Dataset items:
****************************************

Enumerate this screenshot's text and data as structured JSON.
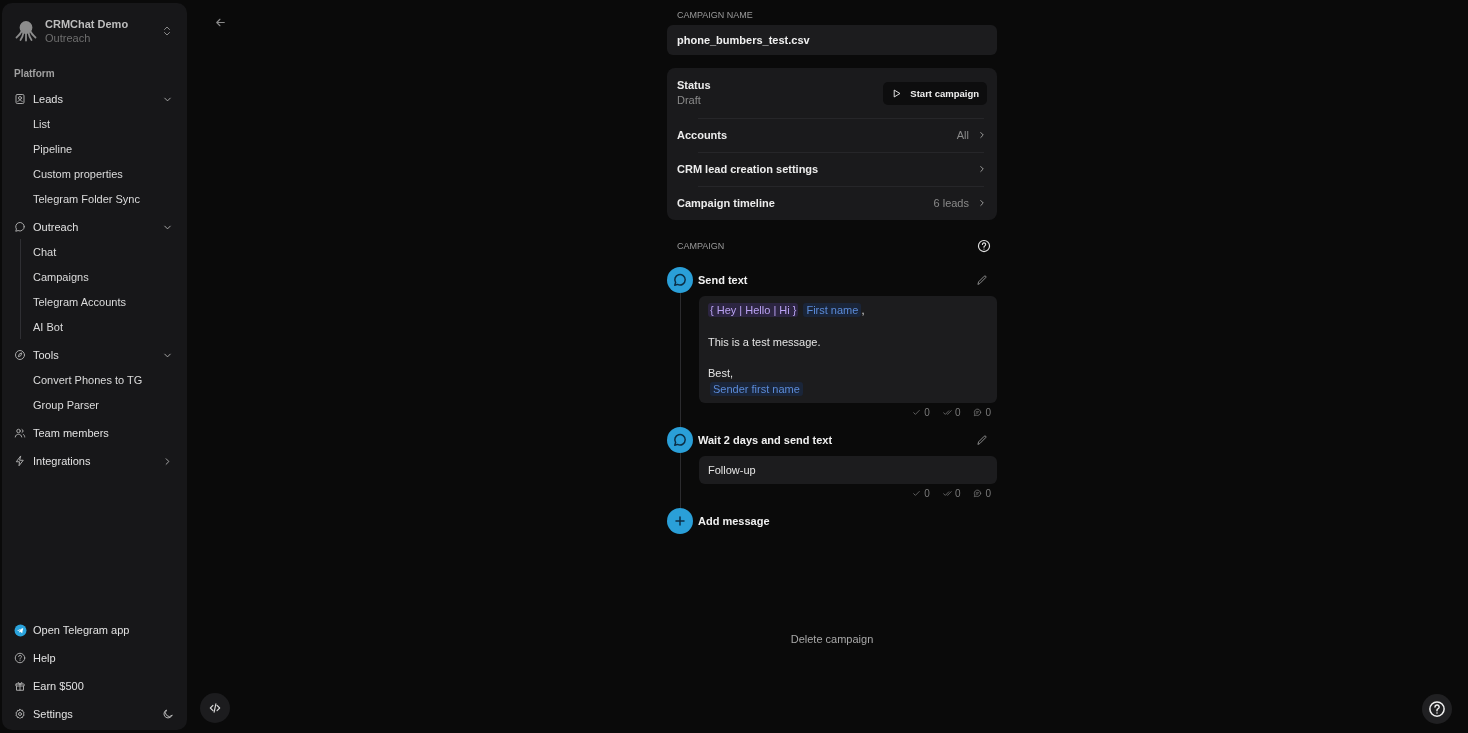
{
  "workspace": {
    "name": "CRMChat Demo",
    "subtitle": "Outreach"
  },
  "sidebar": {
    "section": "Platform",
    "groups": [
      {
        "kind": "group",
        "label": "Leads",
        "expanded": true,
        "selected": false,
        "children": [
          {
            "label": "List"
          },
          {
            "label": "Pipeline"
          },
          {
            "label": "Custom properties"
          },
          {
            "label": "Telegram Folder Sync"
          }
        ]
      },
      {
        "kind": "group",
        "label": "Outreach",
        "expanded": true,
        "selected": true,
        "children": [
          {
            "label": "Chat"
          },
          {
            "label": "Campaigns"
          },
          {
            "label": "Telegram Accounts"
          },
          {
            "label": "AI Bot"
          }
        ]
      },
      {
        "kind": "group",
        "label": "Tools",
        "expanded": true,
        "selected": false,
        "children": [
          {
            "label": "Convert Phones to TG"
          },
          {
            "label": "Group Parser"
          }
        ]
      },
      {
        "kind": "link",
        "label": "Team members",
        "selected": false
      },
      {
        "kind": "group",
        "label": "Integrations",
        "expanded": false,
        "selected": false
      }
    ],
    "footer": [
      {
        "label": "Open Telegram app"
      },
      {
        "label": "Help"
      },
      {
        "label": "Earn $500"
      },
      {
        "label": "Settings"
      }
    ]
  },
  "campaign_name": {
    "label": "CAMPAIGN NAME",
    "value": "phone_bumbers_test.csv"
  },
  "settings_card": {
    "status": {
      "label": "Status",
      "value": "Draft",
      "action": "Start campaign"
    },
    "rows": [
      {
        "label": "Accounts",
        "value": "All"
      },
      {
        "label": "CRM lead creation settings"
      },
      {
        "label": "Campaign timeline",
        "value": "6 leads"
      }
    ]
  },
  "campaign": {
    "heading": "CAMPAIGN",
    "steps": [
      {
        "title": "Send text",
        "paragraphs": [
          {
            "lines": [
              {
                "parts": [
                  {
                    "kind": "spintax",
                    "text": "{ Hey | Hello | Hi }"
                  },
                  {
                    "kind": "variable",
                    "text": "First name"
                  },
                  {
                    "kind": "text",
                    "text": ","
                  }
                ]
              }
            ]
          },
          {
            "lines": [
              {
                "parts": [
                  {
                    "kind": "text",
                    "text": "This is a test message."
                  }
                ]
              }
            ]
          },
          {
            "lines": [
              {
                "parts": [
                  {
                    "kind": "text",
                    "text": "Best,"
                  }
                ]
              },
              {
                "parts": [
                  {
                    "kind": "variable",
                    "text": "Sender first name"
                  }
                ]
              }
            ]
          }
        ],
        "stats": [
          {
            "count": "0"
          },
          {
            "count": "0"
          },
          {
            "count": "0"
          }
        ]
      },
      {
        "title": "Wait 2 days and send text",
        "paragraphs": [
          {
            "lines": [
              {
                "parts": [
                  {
                    "kind": "text",
                    "text": "Follow-up"
                  }
                ]
              }
            ]
          }
        ],
        "stats": [
          {
            "count": "0"
          },
          {
            "count": "0"
          },
          {
            "count": "0"
          }
        ]
      }
    ],
    "add_label": "Add message"
  },
  "delete_label": "Delete campaign"
}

****************************************

STATED PROBLEM: Leaving out the pictures, repeat the data above exactly.

RESULT FOR THIS TASK:
Enumerate this screenshot's text and data as structured JSON.
{
  "workspace": {
    "name": "CRMChat Demo",
    "subtitle": "Outreach"
  },
  "sidebar": {
    "section": "Platform",
    "groups": [
      {
        "kind": "group",
        "label": "Leads",
        "expanded": true,
        "selected": false,
        "children": [
          {
            "label": "List"
          },
          {
            "label": "Pipeline"
          },
          {
            "label": "Custom properties"
          },
          {
            "label": "Telegram Folder Sync"
          }
        ]
      },
      {
        "kind": "group",
        "label": "Outreach",
        "expanded": true,
        "selected": true,
        "children": [
          {
            "label": "Chat"
          },
          {
            "label": "Campaigns"
          },
          {
            "label": "Telegram Accounts"
          },
          {
            "label": "AI Bot"
          }
        ]
      },
      {
        "kind": "group",
        "label": "Tools",
        "expanded": true,
        "selected": false,
        "children": [
          {
            "label": "Convert Phones to TG"
          },
          {
            "label": "Group Parser"
          }
        ]
      },
      {
        "kind": "link",
        "label": "Team members",
        "selected": false
      },
      {
        "kind": "group",
        "label": "Integrations",
        "expanded": false,
        "selected": false
      }
    ],
    "footer": [
      {
        "label": "Open Telegram app"
      },
      {
        "label": "Help"
      },
      {
        "label": "Earn $500"
      },
      {
        "label": "Settings"
      }
    ]
  },
  "campaign_name": {
    "label": "CAMPAIGN NAME",
    "value": "phone_bumbers_test.csv"
  },
  "settings_card": {
    "status": {
      "label": "Status",
      "value": "Draft",
      "action": "Start campaign"
    },
    "rows": [
      {
        "label": "Accounts",
        "value": "All"
      },
      {
        "label": "CRM lead creation settings"
      },
      {
        "label": "Campaign timeline",
        "value": "6 leads"
      }
    ]
  },
  "campaign": {
    "heading": "CAMPAIGN",
    "steps": [
      {
        "title": "Send text",
        "paragraphs": [
          {
            "lines": [
              {
                "parts": [
                  {
                    "kind": "spintax",
                    "text": "{ Hey | Hello | Hi }"
                  },
                  {
                    "kind": "variable",
                    "text": "First name"
                  },
                  {
                    "kind": "text",
                    "text": ","
                  }
                ]
              }
            ]
          },
          {
            "lines": [
              {
                "parts": [
                  {
                    "kind": "text",
                    "text": "This is a test message."
                  }
                ]
              }
            ]
          },
          {
            "lines": [
              {
                "parts": [
                  {
                    "kind": "text",
                    "text": "Best,"
                  }
                ]
              },
              {
                "parts": [
                  {
                    "kind": "variable",
                    "text": "Sender first name"
                  }
                ]
              }
            ]
          }
        ],
        "stats": [
          {
            "count": "0"
          },
          {
            "count": "0"
          },
          {
            "count": "0"
          }
        ]
      },
      {
        "title": "Wait 2 days and send text",
        "paragraphs": [
          {
            "lines": [
              {
                "parts": [
                  {
                    "kind": "text",
                    "text": "Follow-up"
                  }
                ]
              }
            ]
          }
        ],
        "stats": [
          {
            "count": "0"
          },
          {
            "count": "0"
          },
          {
            "count": "0"
          }
        ]
      }
    ],
    "add_label": "Add message"
  },
  "delete_label": "Delete campaign"
}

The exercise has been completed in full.